Directive: Check each line for the string "this", then give only how many lines have it.

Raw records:
⟨

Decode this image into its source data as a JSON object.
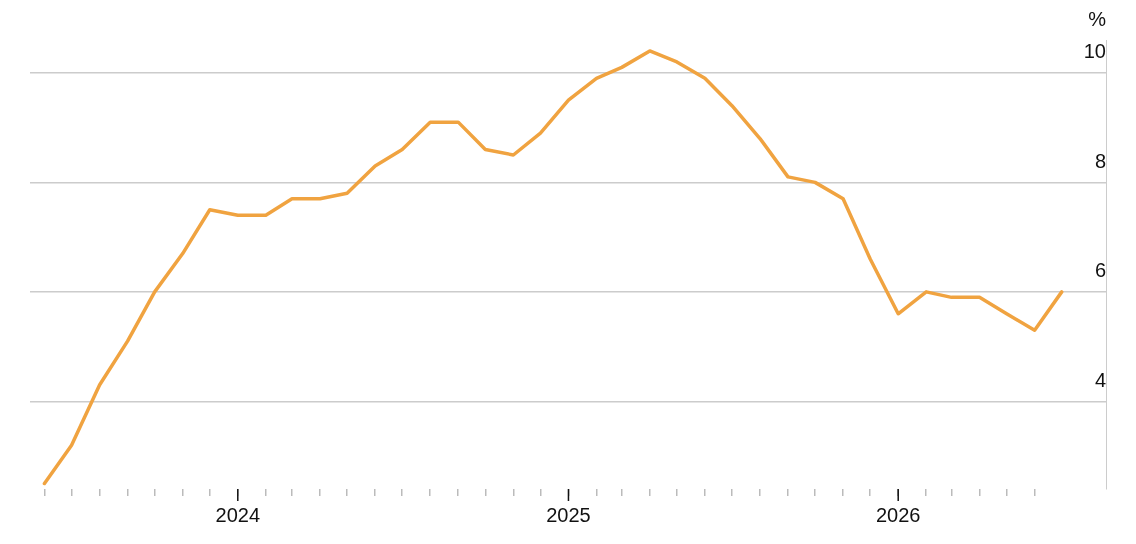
{
  "chart_data": {
    "type": "line",
    "ylabel": "%",
    "color": "#f0a340",
    "x": [
      "2023-06",
      "2023-07",
      "2023-08",
      "2023-09",
      "2023-10",
      "2023-11",
      "2023-12",
      "2024-01",
      "2024-02",
      "2024-03",
      "2024-04",
      "2024-05",
      "2024-06",
      "2024-07",
      "2024-08",
      "2024-09",
      "2024-10",
      "2024-11",
      "2024-12",
      "2025-01",
      "2025-02",
      "2025-03",
      "2025-04",
      "2025-05",
      "2025-06",
      "2025-07",
      "2025-08",
      "2025-09",
      "2025-10",
      "2025-11",
      "2025-12",
      "2026-01",
      "2026-02",
      "2026-03",
      "2026-04",
      "2026-05",
      "2026-06",
      "2026-07"
    ],
    "values": [
      2.5,
      3.2,
      4.3,
      5.1,
      6.0,
      6.7,
      7.5,
      7.4,
      7.4,
      7.7,
      7.7,
      7.8,
      8.3,
      8.6,
      9.1,
      9.1,
      8.6,
      8.5,
      8.9,
      9.5,
      9.9,
      10.1,
      10.4,
      10.2,
      9.9,
      9.4,
      8.8,
      8.1,
      8.0,
      7.7,
      6.6,
      5.6,
      6.0,
      5.9,
      5.9,
      5.6,
      5.3,
      6.0
    ],
    "xlim": [
      "2023-05-16",
      "2026-08-19"
    ],
    "xticks": [
      {
        "value": "2023-06",
        "label": null
      },
      {
        "value": "2023-07",
        "label": null
      },
      {
        "value": "2023-08",
        "label": null
      },
      {
        "value": "2023-09",
        "label": null
      },
      {
        "value": "2023-10",
        "label": null
      },
      {
        "value": "2023-11",
        "label": null
      },
      {
        "value": "2023-12",
        "label": null
      },
      {
        "value": "2024-01",
        "label": "2024"
      },
      {
        "value": "2024-02",
        "label": null
      },
      {
        "value": "2024-03",
        "label": null
      },
      {
        "value": "2024-04",
        "label": null
      },
      {
        "value": "2024-05",
        "label": null
      },
      {
        "value": "2024-06",
        "label": null
      },
      {
        "value": "2024-07",
        "label": null
      },
      {
        "value": "2024-08",
        "label": null
      },
      {
        "value": "2024-09",
        "label": null
      },
      {
        "value": "2024-10",
        "label": null
      },
      {
        "value": "2024-11",
        "label": null
      },
      {
        "value": "2024-12",
        "label": null
      },
      {
        "value": "2025-01",
        "label": "2025"
      },
      {
        "value": "2025-02",
        "label": null
      },
      {
        "value": "2025-03",
        "label": null
      },
      {
        "value": "2025-04",
        "label": null
      },
      {
        "value": "2025-05",
        "label": null
      },
      {
        "value": "2025-06",
        "label": null
      },
      {
        "value": "2025-07",
        "label": null
      },
      {
        "value": "2025-08",
        "label": null
      },
      {
        "value": "2025-09",
        "label": null
      },
      {
        "value": "2025-10",
        "label": null
      },
      {
        "value": "2025-11",
        "label": null
      },
      {
        "value": "2025-12",
        "label": null
      },
      {
        "value": "2026-01",
        "label": "2026"
      },
      {
        "value": "2026-02",
        "label": null
      },
      {
        "value": "2026-03",
        "label": null
      },
      {
        "value": "2026-04",
        "label": null
      },
      {
        "value": "2026-05",
        "label": null
      },
      {
        "value": "2026-06",
        "label": null
      }
    ],
    "ylim": [
      2.4,
      10.6
    ],
    "yticks": [
      4,
      6,
      8,
      10
    ],
    "grid": "y",
    "legend": false,
    "marker": "none",
    "line_style": "solid"
  }
}
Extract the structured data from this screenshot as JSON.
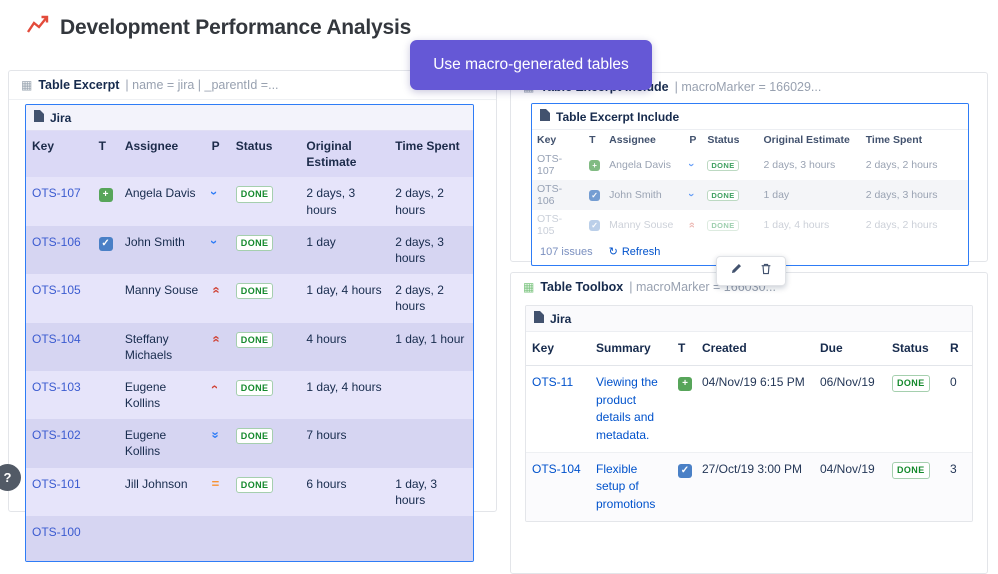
{
  "colors": {
    "accent_purple": "#6558d6",
    "selection_blue": "#2e7cf6",
    "link_blue": "#0052cc",
    "done_green": "#14892c",
    "priority_red": "#d04437",
    "priority_blue": "#2e7cf6",
    "priority_orange": "#f79232"
  },
  "page": {
    "title": "Development Performance Analysis",
    "help_label": "?"
  },
  "tooltip": {
    "label": "Use macro-generated tables"
  },
  "excerpt_panel": {
    "title": "Table Excerpt",
    "params": "| name = jira | _parentId =...",
    "table": {
      "title": "Jira",
      "columns": [
        "Key",
        "T",
        "Assignee",
        "P",
        "Status",
        "Original Estimate",
        "Time Spent"
      ],
      "rows": [
        {
          "key": "OTS-107",
          "type": "story",
          "assignee": "Angela Davis",
          "priority": "low",
          "status": "DONE",
          "original_estimate": "2 days, 3 hours",
          "time_spent": "2 days, 2 hours"
        },
        {
          "key": "OTS-106",
          "type": "task",
          "assignee": "John Smith",
          "priority": "low",
          "status": "DONE",
          "original_estimate": "1 day",
          "time_spent": "2 days, 3 hours"
        },
        {
          "key": "OTS-105",
          "type": "",
          "assignee": "Manny Souse",
          "priority": "highest",
          "status": "DONE",
          "original_estimate": "1 day, 4 hours",
          "time_spent": "2 days, 2 hours"
        },
        {
          "key": "OTS-104",
          "type": "",
          "assignee": "Steffany Michaels",
          "priority": "highest",
          "status": "DONE",
          "original_estimate": "4 hours",
          "time_spent": "1 day, 1 hour"
        },
        {
          "key": "OTS-103",
          "type": "",
          "assignee": "Eugene Kollins",
          "priority": "high",
          "status": "DONE",
          "original_estimate": "1 day, 4 hours",
          "time_spent": ""
        },
        {
          "key": "OTS-102",
          "type": "",
          "assignee": "Eugene Kollins",
          "priority": "lowest",
          "status": "DONE",
          "original_estimate": "7 hours",
          "time_spent": ""
        },
        {
          "key": "OTS-101",
          "type": "",
          "assignee": "Jill Johnson",
          "priority": "medium",
          "status": "DONE",
          "original_estimate": "6 hours",
          "time_spent": "1 day, 3 hours"
        },
        {
          "key": "OTS-100",
          "type": "",
          "assignee": "",
          "priority": "",
          "status": "",
          "original_estimate": "",
          "time_spent": ""
        }
      ]
    }
  },
  "include_panel": {
    "title": "Table Excerpt Include",
    "params": "| macroMarker = 166029...",
    "inner_title": "Table Excerpt Include",
    "table": {
      "columns": [
        "Key",
        "T",
        "Assignee",
        "P",
        "Status",
        "Original Estimate",
        "Time Spent"
      ],
      "rows": [
        {
          "key": "OTS-107",
          "type": "story",
          "assignee": "Angela Davis",
          "priority": "low",
          "status": "DONE",
          "original_estimate": "2 days, 3 hours",
          "time_spent": "2 days, 2 hours"
        },
        {
          "key": "OTS-106",
          "type": "task",
          "assignee": "John Smith",
          "priority": "low",
          "status": "DONE",
          "original_estimate": "1 day",
          "time_spent": "2 days, 3 hours"
        },
        {
          "key": "OTS-105",
          "type": "task",
          "assignee": "Manny Souse",
          "priority": "highest",
          "status": "DONE",
          "original_estimate": "1 day, 4 hours",
          "time_spent": "2 days, 2 hours"
        }
      ]
    },
    "footer": {
      "issues_label": "107 issues",
      "refresh_label": "Refresh"
    }
  },
  "floating_toolbar": {
    "buttons": [
      "edit",
      "delete"
    ]
  },
  "toolbox_panel": {
    "title": "Table Toolbox",
    "params": "| macroMarker = 166030...",
    "table": {
      "title": "Jira",
      "columns": [
        "Key",
        "Summary",
        "T",
        "Created",
        "Due",
        "Status",
        "R"
      ],
      "rows": [
        {
          "key": "OTS-11",
          "summary": "Viewing the product details and metadata.",
          "type": "story",
          "created": "04/Nov/19 6:15 PM",
          "due": "06/Nov/19",
          "status": "DONE",
          "remaining": "0"
        },
        {
          "key": "OTS-104",
          "summary": "Flexible setup of promotions",
          "type": "task",
          "created": "27/Oct/19 3:00 PM",
          "due": "04/Nov/19",
          "status": "DONE",
          "remaining": "3"
        }
      ]
    }
  }
}
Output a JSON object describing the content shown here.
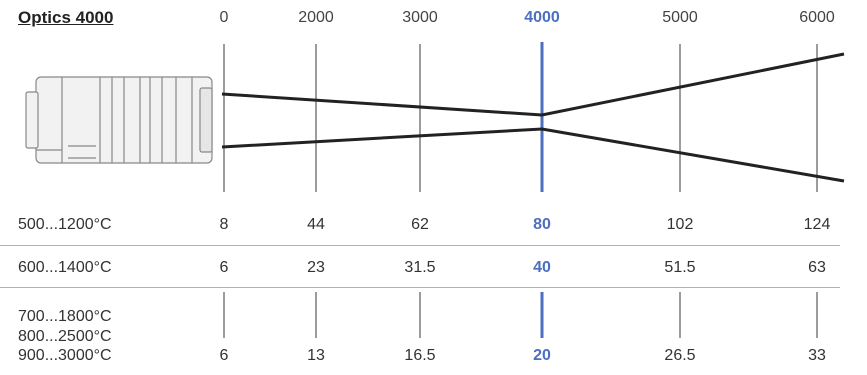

⟩

Complete response: 2